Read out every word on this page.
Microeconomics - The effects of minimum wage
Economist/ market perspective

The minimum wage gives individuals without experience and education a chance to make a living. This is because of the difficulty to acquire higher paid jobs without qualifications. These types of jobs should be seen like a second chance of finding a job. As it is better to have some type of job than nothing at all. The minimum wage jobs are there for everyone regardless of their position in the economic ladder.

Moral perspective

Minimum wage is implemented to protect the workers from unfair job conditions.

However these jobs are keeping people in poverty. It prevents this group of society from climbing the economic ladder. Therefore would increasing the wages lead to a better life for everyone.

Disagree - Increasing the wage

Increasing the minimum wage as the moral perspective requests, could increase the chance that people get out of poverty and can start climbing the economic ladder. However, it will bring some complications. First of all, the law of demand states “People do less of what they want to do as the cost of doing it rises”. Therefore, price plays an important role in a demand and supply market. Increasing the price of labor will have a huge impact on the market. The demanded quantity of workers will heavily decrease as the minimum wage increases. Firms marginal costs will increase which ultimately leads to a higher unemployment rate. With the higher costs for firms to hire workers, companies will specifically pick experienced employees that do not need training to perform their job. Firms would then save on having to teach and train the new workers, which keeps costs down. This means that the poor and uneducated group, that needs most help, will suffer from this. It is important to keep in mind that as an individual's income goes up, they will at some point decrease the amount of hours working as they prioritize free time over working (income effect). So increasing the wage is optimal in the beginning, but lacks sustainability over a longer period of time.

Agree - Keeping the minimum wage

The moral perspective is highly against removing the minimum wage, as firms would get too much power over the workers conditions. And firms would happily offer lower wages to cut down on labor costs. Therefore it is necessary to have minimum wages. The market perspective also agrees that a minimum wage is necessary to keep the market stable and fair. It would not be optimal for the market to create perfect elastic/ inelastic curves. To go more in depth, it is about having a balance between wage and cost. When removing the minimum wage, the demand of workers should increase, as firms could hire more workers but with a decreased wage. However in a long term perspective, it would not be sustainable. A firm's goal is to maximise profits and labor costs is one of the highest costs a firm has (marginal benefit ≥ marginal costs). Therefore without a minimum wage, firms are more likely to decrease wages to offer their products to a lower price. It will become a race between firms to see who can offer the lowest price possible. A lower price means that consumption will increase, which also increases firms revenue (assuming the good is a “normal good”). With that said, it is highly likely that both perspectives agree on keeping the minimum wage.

--

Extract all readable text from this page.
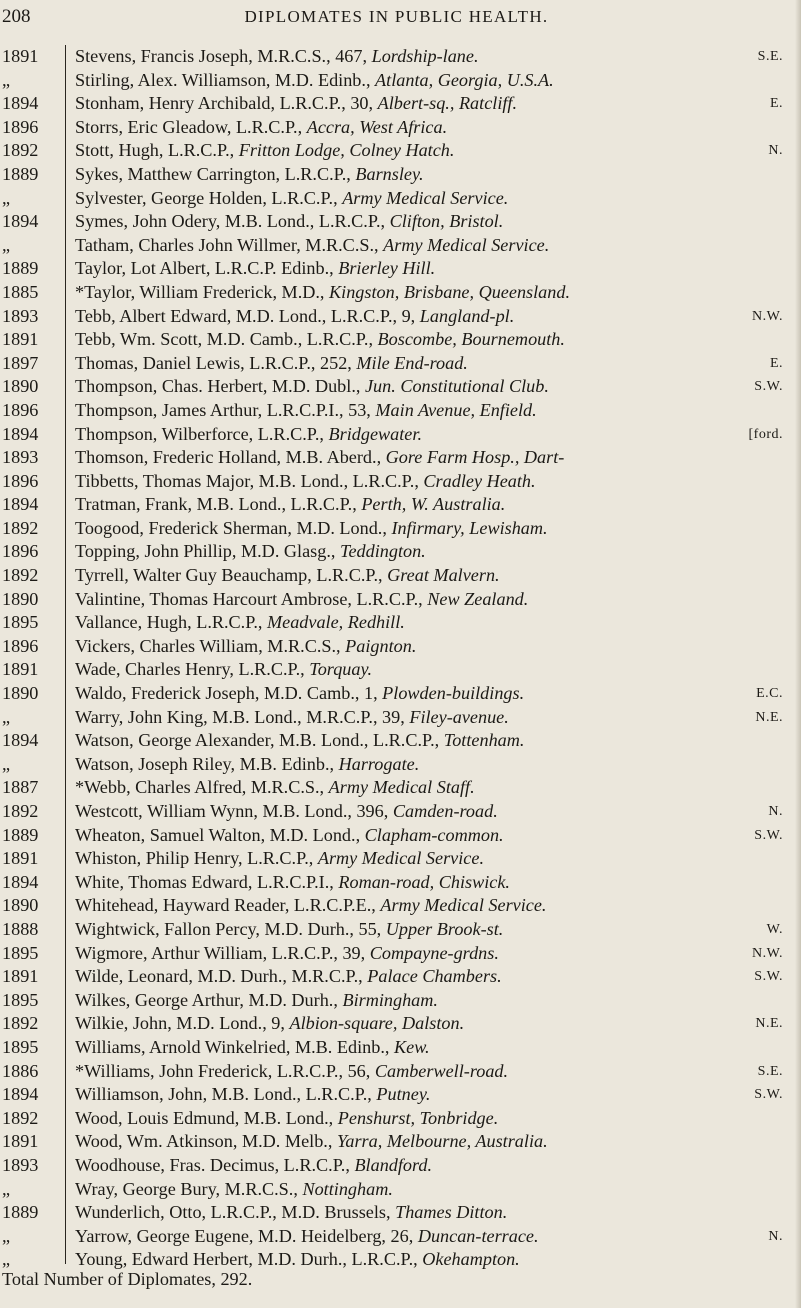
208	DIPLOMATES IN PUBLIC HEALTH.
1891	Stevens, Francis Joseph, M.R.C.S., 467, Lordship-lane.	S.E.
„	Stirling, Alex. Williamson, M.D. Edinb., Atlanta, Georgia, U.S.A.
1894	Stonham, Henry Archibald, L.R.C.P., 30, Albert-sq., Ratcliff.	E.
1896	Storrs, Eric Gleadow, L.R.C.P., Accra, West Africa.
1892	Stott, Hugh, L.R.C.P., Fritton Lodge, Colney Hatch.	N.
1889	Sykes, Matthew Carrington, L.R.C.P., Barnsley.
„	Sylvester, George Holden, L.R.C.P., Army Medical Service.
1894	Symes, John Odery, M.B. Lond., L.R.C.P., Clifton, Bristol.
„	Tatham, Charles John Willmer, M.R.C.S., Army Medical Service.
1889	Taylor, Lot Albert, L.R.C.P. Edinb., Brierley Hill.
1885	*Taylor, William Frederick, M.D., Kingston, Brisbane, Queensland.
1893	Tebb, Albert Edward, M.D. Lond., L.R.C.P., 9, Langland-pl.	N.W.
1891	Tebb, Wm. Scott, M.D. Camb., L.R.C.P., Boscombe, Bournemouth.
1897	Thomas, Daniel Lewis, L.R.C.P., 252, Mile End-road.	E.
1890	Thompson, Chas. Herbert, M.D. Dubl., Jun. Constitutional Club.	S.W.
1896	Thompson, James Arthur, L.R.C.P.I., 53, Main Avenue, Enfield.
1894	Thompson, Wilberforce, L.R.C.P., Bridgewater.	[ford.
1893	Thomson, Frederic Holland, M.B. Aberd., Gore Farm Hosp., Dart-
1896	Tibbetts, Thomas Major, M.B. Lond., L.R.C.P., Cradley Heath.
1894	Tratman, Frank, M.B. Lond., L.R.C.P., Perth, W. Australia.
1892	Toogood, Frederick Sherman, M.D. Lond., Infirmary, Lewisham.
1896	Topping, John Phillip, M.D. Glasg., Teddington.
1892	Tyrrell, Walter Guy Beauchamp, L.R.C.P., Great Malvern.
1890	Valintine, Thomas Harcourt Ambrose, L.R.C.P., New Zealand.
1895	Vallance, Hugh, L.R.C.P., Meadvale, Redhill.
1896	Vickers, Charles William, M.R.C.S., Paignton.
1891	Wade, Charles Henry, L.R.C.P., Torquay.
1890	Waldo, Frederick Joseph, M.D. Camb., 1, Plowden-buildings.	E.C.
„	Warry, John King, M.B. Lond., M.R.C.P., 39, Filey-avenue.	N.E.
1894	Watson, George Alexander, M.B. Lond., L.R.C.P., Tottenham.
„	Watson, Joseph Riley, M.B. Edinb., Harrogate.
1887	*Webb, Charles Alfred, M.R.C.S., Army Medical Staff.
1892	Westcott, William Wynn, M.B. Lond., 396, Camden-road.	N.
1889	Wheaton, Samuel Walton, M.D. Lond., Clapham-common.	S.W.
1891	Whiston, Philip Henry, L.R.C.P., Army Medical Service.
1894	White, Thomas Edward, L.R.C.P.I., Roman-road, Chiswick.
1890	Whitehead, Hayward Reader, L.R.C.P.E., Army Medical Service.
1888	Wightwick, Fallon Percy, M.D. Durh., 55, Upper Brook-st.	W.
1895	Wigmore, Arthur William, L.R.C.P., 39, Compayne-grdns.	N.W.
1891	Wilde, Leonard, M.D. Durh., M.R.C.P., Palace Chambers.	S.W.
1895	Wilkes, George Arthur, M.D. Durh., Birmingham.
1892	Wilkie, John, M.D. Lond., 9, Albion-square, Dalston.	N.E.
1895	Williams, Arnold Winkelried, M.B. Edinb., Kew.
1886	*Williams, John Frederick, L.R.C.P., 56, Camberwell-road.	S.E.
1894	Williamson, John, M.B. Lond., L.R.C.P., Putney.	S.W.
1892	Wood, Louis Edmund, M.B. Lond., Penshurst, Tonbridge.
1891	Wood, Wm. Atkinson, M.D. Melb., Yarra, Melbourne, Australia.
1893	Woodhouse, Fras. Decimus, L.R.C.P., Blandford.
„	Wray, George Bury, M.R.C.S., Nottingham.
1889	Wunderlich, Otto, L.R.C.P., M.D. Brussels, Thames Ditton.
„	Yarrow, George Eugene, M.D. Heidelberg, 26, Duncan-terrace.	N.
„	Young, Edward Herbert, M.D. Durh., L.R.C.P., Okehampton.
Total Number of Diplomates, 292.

--

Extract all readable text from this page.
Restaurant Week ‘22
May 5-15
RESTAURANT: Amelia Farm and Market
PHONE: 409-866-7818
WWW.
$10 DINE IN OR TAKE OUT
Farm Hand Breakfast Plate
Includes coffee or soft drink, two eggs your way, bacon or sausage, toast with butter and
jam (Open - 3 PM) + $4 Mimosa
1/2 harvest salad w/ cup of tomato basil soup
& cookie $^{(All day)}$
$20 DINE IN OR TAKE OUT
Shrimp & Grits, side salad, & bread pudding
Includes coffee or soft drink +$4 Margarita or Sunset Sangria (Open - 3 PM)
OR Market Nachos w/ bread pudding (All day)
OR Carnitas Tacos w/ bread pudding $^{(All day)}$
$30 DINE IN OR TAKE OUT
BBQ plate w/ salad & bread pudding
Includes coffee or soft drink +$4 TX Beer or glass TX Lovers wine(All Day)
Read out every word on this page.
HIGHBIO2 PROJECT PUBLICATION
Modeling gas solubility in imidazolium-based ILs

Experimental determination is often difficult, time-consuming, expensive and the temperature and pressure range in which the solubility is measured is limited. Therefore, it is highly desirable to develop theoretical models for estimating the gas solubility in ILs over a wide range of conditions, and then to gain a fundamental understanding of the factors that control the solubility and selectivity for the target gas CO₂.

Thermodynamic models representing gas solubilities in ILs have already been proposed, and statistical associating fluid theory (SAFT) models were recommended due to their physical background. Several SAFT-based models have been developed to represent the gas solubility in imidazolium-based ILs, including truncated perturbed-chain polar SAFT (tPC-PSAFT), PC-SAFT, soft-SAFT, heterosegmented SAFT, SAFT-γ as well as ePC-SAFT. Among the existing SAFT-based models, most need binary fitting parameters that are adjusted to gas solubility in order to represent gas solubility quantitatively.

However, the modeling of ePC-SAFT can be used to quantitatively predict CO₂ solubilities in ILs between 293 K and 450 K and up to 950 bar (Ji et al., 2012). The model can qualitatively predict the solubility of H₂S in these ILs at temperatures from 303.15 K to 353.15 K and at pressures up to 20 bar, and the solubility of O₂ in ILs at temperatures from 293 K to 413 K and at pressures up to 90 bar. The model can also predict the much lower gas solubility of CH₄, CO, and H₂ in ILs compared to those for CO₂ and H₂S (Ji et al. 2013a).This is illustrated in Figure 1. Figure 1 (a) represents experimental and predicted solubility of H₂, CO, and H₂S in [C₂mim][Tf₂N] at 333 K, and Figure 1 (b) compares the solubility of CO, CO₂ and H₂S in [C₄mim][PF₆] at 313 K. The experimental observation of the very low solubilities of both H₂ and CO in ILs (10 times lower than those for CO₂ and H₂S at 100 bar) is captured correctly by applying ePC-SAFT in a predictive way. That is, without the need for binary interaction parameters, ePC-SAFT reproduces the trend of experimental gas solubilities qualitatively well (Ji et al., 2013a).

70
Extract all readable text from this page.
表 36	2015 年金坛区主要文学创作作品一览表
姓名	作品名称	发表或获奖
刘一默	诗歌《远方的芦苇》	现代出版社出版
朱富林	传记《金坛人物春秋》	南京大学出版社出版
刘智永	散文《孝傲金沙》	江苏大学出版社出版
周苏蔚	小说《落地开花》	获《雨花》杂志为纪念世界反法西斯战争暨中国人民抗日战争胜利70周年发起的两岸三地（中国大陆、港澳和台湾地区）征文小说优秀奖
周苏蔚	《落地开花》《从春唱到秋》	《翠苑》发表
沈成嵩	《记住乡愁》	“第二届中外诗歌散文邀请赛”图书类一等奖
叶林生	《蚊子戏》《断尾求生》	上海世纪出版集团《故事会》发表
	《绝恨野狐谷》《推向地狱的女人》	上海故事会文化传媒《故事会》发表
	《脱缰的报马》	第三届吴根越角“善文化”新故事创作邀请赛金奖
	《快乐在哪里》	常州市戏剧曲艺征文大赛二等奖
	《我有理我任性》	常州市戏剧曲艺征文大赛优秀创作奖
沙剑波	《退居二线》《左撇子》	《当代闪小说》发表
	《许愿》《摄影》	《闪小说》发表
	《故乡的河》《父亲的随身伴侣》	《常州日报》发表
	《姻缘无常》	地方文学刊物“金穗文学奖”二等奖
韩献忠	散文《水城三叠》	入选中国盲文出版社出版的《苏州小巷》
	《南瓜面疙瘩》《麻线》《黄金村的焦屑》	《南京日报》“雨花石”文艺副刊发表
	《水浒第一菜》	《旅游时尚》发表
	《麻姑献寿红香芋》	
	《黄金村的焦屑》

--

[PROBLEM TO SOLVE]: Filter the records above for lines containing the word "Service", and copy those lines.

[RESPONSE]:
„	Sylvester, George Holden, L.R.C.P., Army Medical Service.
„	Tatham, Charles John Willmer, M.R.C.S., Army Medical Service.
1891	Whiston, Philip Henry, L.R.C.P., Army Medical Service.
1890	Whitehead, Hayward Reader, L.R.C.P.E., Army Medical Service.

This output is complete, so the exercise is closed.